# Short exercise
Keep only those lines of the records that include the string "DESARROLLO".

# Supplied records
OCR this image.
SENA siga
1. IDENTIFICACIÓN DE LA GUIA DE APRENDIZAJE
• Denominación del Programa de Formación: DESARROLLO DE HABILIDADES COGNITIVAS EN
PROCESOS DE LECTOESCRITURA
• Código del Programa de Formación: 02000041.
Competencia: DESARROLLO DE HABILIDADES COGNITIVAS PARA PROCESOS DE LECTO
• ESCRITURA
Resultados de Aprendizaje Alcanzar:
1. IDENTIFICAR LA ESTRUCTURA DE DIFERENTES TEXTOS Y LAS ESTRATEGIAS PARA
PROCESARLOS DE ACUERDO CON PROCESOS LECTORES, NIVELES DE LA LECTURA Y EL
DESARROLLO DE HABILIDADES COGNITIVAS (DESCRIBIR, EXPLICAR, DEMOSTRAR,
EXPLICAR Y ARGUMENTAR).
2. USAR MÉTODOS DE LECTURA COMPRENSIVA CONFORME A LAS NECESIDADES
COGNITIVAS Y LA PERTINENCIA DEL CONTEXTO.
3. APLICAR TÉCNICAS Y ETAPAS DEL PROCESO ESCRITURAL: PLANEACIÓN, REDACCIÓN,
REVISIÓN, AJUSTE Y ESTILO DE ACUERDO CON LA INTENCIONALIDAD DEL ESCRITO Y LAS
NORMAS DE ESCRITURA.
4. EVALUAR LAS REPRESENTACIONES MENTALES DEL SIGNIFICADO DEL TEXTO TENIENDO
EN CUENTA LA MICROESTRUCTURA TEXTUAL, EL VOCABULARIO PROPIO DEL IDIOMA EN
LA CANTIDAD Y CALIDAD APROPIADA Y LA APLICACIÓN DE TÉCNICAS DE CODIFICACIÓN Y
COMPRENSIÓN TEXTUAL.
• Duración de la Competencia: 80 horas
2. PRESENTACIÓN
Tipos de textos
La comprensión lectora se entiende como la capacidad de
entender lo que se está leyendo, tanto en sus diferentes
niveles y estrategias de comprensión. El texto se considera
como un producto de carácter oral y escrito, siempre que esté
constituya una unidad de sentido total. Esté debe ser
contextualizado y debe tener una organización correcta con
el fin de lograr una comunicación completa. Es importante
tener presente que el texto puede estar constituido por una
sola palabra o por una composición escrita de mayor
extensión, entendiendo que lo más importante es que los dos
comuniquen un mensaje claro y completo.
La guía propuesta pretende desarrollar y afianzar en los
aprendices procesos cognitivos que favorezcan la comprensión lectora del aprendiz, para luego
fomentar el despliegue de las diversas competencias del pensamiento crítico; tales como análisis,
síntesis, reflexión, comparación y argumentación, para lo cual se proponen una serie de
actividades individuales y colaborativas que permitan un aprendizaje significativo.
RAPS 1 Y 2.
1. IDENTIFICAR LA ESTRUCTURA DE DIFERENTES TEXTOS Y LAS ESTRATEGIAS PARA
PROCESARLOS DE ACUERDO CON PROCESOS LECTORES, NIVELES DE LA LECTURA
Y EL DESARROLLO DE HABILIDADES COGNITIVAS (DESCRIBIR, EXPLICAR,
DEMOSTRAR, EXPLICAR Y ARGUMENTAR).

# Solution
• Denominación del Programa de Formación: DESARROLLO DE HABILIDADES COGNITIVAS EN
Competencia: DESARROLLO DE HABILIDADES COGNITIVAS PARA PROCESOS DE LECTO
DESARROLLO DE HABILIDADES COGNITIVAS (DESCRIBIR, EXPLICAR, DEMOSTRAR,
Y EL DESARROLLO DE HABILIDADES COGNITIVAS (DESCRIBIR, EXPLICAR,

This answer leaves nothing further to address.